━━ AVAILABLE RECORDS ━━
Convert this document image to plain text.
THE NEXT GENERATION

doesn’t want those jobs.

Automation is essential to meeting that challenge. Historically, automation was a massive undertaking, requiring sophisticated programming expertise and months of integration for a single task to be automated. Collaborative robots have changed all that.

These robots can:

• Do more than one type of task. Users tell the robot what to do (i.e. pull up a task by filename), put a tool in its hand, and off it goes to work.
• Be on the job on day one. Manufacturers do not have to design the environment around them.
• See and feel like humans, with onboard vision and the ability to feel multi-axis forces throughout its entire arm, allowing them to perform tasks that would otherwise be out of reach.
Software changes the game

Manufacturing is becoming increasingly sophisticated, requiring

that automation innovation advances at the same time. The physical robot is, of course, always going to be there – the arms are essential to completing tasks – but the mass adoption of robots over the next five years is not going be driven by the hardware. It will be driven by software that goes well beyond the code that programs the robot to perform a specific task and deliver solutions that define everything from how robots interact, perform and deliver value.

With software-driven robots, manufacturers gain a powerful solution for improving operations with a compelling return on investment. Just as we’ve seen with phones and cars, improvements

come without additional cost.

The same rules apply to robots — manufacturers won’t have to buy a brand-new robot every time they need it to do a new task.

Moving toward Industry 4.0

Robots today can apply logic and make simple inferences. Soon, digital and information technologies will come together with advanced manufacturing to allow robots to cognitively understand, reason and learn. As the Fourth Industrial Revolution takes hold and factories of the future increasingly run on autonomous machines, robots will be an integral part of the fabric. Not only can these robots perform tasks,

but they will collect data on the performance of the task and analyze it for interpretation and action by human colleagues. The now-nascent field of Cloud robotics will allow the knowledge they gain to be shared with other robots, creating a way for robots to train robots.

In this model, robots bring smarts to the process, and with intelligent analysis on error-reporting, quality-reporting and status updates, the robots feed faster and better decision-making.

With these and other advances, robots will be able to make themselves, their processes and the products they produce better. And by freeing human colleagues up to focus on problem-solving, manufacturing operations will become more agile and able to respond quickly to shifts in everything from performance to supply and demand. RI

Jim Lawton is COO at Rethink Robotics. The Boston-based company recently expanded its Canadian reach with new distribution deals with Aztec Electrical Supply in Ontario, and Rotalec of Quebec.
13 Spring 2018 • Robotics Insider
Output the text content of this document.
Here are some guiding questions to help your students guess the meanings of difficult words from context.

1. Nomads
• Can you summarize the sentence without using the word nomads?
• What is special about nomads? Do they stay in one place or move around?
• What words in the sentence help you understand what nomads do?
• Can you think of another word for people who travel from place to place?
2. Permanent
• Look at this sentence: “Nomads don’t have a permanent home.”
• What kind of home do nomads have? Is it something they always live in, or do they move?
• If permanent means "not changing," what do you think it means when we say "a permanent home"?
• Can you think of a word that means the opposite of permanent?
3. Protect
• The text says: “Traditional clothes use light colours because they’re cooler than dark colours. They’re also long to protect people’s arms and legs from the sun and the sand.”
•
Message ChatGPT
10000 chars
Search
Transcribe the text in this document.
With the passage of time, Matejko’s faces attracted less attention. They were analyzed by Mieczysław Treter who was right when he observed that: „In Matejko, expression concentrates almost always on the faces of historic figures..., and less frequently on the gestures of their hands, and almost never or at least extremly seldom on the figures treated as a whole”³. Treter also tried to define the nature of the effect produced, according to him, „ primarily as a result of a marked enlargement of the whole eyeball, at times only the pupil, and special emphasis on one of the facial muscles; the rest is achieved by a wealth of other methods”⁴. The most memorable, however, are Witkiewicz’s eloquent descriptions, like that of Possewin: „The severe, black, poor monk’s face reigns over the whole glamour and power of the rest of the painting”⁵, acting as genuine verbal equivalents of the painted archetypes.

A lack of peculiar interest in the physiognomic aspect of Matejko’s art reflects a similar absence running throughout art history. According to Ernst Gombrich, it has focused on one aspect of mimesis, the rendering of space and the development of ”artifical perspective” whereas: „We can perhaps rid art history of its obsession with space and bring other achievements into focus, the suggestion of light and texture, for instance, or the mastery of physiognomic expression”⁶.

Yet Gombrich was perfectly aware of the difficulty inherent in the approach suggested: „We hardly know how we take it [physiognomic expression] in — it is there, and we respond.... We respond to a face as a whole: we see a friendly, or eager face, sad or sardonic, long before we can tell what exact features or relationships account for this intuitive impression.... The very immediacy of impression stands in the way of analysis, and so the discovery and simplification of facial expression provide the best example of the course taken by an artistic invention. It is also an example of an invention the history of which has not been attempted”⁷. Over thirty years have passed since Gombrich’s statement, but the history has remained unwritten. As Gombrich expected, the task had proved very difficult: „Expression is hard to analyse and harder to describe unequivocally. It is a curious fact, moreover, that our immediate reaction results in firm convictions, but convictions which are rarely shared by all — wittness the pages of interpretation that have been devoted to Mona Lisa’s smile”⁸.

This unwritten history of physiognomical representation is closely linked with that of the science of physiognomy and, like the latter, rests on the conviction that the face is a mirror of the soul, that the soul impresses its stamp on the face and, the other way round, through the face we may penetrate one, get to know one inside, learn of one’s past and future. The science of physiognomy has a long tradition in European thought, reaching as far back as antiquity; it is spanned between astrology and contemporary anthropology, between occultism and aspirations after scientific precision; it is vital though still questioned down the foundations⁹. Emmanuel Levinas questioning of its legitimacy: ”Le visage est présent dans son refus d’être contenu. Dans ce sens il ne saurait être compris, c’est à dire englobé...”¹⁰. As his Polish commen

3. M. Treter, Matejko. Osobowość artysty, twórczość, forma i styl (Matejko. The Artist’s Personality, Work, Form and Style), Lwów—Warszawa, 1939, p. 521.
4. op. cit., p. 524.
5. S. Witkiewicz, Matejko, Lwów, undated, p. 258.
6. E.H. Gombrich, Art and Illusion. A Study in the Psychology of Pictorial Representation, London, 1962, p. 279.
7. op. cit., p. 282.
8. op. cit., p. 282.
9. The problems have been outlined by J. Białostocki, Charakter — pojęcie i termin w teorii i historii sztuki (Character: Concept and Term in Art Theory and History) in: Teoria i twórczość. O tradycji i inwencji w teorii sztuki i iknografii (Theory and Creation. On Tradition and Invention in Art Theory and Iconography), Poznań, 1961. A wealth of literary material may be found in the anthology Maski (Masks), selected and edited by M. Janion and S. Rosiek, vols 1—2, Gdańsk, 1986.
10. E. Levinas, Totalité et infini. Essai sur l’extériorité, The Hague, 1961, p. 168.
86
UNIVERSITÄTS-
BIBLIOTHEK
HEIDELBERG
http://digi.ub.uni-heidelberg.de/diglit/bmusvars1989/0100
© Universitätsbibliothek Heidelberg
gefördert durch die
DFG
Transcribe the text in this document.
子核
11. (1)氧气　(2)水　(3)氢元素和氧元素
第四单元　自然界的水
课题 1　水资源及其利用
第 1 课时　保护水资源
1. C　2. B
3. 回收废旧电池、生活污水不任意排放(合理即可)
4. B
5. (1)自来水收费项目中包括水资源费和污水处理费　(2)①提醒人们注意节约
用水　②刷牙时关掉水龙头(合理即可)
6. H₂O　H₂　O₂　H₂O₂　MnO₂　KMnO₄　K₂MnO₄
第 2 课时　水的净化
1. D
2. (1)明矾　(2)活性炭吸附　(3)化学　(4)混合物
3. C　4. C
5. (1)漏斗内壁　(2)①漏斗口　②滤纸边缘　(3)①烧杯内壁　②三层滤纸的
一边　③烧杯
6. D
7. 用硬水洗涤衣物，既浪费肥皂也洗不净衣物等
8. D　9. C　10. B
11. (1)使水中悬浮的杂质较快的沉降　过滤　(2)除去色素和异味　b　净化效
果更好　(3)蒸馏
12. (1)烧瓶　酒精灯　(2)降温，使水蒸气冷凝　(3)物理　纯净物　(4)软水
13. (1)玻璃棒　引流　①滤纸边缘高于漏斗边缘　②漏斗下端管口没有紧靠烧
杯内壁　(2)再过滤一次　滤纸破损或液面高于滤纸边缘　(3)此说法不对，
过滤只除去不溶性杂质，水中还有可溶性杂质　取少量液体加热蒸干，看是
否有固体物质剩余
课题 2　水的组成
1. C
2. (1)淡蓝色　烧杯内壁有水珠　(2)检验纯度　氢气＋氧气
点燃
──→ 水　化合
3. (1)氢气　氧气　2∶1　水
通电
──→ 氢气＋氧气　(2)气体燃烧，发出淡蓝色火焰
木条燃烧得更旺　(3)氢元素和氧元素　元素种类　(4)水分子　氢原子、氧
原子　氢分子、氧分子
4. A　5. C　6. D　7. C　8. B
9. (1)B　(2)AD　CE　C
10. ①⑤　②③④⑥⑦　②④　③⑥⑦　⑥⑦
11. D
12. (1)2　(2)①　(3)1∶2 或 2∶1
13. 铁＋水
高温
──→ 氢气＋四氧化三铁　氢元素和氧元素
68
━━━
_THE REQUEST_
Show every line from the entries above in which the word "twórczość" appears.

_COMPLETED EXERCISE_
3. M. Treter, Matejko. Osobowość artysty, twórczość, forma i styl (Matejko. The Artist’s Personality, Work, Form and Style), Lwów—Warszawa, 1939, p. 521.
9. The problems have been outlined by J. Białostocki, Charakter — pojęcie i termin w teorii i historii sztuki (Character: Concept and Term in Art Theory and History) in: Teoria i twórczość. O tradycji i inwencji w teorii sztuki i iknografii (Theory and Creation. On Tradition and Invention in Art Theory and Iconography), Poznań, 1961. A wealth of literary material may be found in the anthology Maski (Masks), selected and edited by M. Janion and S. Rosiek, vols 1—2, Gdańsk, 1986.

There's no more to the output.